- Direction -
Every entry that follows needs to be repeated exactly.

- Input -
>>

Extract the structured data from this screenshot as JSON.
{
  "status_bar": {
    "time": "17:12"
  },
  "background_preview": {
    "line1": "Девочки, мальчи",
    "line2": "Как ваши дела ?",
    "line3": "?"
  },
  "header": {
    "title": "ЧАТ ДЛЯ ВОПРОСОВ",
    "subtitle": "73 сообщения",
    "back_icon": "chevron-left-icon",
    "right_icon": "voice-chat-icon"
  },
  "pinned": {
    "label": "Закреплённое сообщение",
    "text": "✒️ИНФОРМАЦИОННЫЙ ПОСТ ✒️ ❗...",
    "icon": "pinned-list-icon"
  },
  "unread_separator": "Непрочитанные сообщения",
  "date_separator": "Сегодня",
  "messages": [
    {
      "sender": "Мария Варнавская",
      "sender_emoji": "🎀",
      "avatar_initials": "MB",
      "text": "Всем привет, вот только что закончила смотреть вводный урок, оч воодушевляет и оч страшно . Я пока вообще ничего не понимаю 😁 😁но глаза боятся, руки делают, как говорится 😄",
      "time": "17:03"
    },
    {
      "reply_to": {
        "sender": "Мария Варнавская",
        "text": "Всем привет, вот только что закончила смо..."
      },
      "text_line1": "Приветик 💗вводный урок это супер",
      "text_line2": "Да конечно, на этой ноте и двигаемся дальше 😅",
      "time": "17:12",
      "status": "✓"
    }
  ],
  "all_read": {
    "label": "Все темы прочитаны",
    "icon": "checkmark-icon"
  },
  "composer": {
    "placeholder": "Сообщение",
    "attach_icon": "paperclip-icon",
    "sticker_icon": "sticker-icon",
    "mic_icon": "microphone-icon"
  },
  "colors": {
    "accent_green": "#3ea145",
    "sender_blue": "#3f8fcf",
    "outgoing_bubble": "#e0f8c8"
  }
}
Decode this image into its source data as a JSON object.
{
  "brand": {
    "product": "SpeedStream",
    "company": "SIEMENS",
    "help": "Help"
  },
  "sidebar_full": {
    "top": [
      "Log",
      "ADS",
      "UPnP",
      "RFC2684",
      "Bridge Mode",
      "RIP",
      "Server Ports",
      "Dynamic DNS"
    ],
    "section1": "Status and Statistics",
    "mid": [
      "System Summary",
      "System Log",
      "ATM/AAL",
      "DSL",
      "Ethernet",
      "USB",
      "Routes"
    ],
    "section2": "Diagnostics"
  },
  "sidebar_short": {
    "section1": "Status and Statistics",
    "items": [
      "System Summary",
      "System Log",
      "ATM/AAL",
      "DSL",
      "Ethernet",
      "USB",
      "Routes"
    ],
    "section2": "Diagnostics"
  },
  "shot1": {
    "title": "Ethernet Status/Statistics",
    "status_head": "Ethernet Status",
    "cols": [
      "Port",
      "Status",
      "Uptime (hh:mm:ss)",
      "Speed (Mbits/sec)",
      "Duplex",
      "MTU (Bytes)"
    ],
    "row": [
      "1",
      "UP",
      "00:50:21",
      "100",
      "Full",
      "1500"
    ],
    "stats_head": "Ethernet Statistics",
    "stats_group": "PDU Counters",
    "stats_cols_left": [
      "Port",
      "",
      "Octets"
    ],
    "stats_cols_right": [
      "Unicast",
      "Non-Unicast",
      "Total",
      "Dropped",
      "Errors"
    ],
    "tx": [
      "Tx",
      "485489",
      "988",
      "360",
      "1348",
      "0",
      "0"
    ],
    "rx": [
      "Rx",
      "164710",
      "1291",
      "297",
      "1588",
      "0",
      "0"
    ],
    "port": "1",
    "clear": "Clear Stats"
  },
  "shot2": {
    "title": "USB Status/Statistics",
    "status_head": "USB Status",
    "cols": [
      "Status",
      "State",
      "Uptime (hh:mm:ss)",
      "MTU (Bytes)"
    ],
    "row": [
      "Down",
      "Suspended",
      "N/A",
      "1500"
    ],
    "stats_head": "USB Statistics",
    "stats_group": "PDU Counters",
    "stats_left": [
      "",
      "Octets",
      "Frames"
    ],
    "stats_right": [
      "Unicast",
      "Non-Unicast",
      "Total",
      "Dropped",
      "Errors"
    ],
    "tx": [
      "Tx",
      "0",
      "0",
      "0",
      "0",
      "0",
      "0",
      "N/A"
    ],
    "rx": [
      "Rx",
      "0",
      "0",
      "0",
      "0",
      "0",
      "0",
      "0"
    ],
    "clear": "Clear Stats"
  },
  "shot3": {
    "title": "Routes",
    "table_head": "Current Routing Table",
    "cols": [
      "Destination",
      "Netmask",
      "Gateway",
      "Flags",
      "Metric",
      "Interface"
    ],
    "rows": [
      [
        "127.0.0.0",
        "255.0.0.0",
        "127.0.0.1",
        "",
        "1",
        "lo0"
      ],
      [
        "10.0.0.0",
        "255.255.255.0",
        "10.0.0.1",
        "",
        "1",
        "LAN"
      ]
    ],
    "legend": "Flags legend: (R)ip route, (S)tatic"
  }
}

<<

- Exercise response -
Extract the structured data from this screenshot as JSON.
{
  "status_bar": {
    "time": "17:12"
  },
  "background_preview": {
    "line1": "Девочки, мальчи",
    "line2": "Как ваши дела ?",
    "line3": "?"
  },
  "header": {
    "title": "ЧАТ ДЛЯ ВОПРОСОВ",
    "subtitle": "73 сообщения",
    "back_icon": "chevron-left-icon",
    "right_icon": "voice-chat-icon"
  },
  "pinned": {
    "label": "Закреплённое сообщение",
    "text": "✒️ИНФОРМАЦИОННЫЙ ПОСТ ✒️ ❗...",
    "icon": "pinned-list-icon"
  },
  "unread_separator": "Непрочитанные сообщения",
  "date_separator": "Сегодня",
  "messages": [
    {
      "sender": "Мария Варнавская",
      "sender_emoji": "🎀",
      "avatar_initials": "MB",
      "text": "Всем привет, вот только что закончила смотреть вводный урок, оч воодушевляет и оч страшно . Я пока вообще ничего не понимаю 😁 😁но глаза боятся, руки делают, как говорится 😄",
      "time": "17:03"
    },
    {
      "reply_to": {
        "sender": "Мария Варнавская",
        "text": "Всем привет, вот только что закончила смо..."
      },
      "text_line1": "Приветик 💗вводный урок это супер",
      "text_line2": "Да конечно, на этой ноте и двигаемся дальше 😅",
      "time": "17:12",
      "status": "✓"
    }
  ],
  "all_read": {
    "label": "Все темы прочитаны",
    "icon": "checkmark-icon"
  },
  "composer": {
    "placeholder": "Сообщение",
    "attach_icon": "paperclip-icon",
    "sticker_icon": "sticker-icon",
    "mic_icon": "microphone-icon"
  },
  "colors": {
    "accent_green": "#3ea145",
    "sender_blue": "#3f8fcf",
    "outgoing_bubble": "#e0f8c8"
  }
}
Decode this image into its source data as a JSON object.
{
  "brand": {
    "product": "SpeedStream",
    "company": "SIEMENS",
    "help": "Help"
  },
  "sidebar_full": {
    "top": [
      "Log",
      "ADS",
      "UPnP",
      "RFC2684",
      "Bridge Mode",
      "RIP",
      "Server Ports",
      "Dynamic DNS"
    ],
    "section1": "Status and Statistics",
    "mid": [
      "System Summary",
      "System Log",
      "ATM/AAL",
      "DSL",
      "Ethernet",
      "USB",
      "Routes"
    ],
    "section2": "Diagnostics"
  },
  "sidebar_short": {
    "section1": "Status and Statistics",
    "items": [
      "System Summary",
      "System Log",
      "ATM/AAL",
      "DSL",
      "Ethernet",
      "USB",
      "Routes"
    ],
    "section2": "Diagnostics"
  },
  "shot1": {
    "title": "Ethernet Status/Statistics",
    "status_head": "Ethernet Status",
    "cols": [
      "Port",
      "Status",
      "Uptime (hh:mm:ss)",
      "Speed (Mbits/sec)",
      "Duplex",
      "MTU (Bytes)"
    ],
    "row": [
      "1",
      "UP",
      "00:50:21",
      "100",
      "Full",
      "1500"
    ],
    "stats_head": "Ethernet Statistics",
    "stats_group": "PDU Counters",
    "stats_cols_left": [
      "Port",
      "",
      "Octets"
    ],
    "stats_cols_right": [
      "Unicast",
      "Non-Unicast",
      "Total",
      "Dropped",
      "Errors"
    ],
    "tx": [
      "Tx",
      "485489",
      "988",
      "360",
      "1348",
      "0",
      "0"
    ],
    "rx": [
      "Rx",
      "164710",
      "1291",
      "297",
      "1588",
      "0",
      "0"
    ],
    "port": "1",
    "clear": "Clear Stats"
  },
  "shot2": {
    "title": "USB Status/Statistics",
    "status_head": "USB Status",
    "cols": [
      "Status",
      "State",
      "Uptime (hh:mm:ss)",
      "MTU (Bytes)"
    ],
    "row": [
      "Down",
      "Suspended",
      "N/A",
      "1500"
    ],
    "stats_head": "USB Statistics",
    "stats_group": "PDU Counters",
    "stats_left": [
      "",
      "Octets",
      "Frames"
    ],
    "stats_right": [
      "Unicast",
      "Non-Unicast",
      "Total",
      "Dropped",
      "Errors"
    ],
    "tx": [
      "Tx",
      "0",
      "0",
      "0",
      "0",
      "0",
      "0",
      "N/A"
    ],
    "rx": [
      "Rx",
      "0",
      "0",
      "0",
      "0",
      "0",
      "0",
      "0"
    ],
    "clear": "Clear Stats"
  },
  "shot3": {
    "title": "Routes",
    "table_head": "Current Routing Table",
    "cols": [
      "Destination",
      "Netmask",
      "Gateway",
      "Flags",
      "Metric",
      "Interface"
    ],
    "rows": [
      [
        "127.0.0.0",
        "255.0.0.0",
        "127.0.0.1",
        "",
        "1",
        "lo0"
      ],
      [
        "10.0.0.0",
        "255.255.255.0",
        "10.0.0.1",
        "",
        "1",
        "LAN"
      ]
    ],
    "legend": "Flags legend: (R)ip route, (S)tatic"
  }
}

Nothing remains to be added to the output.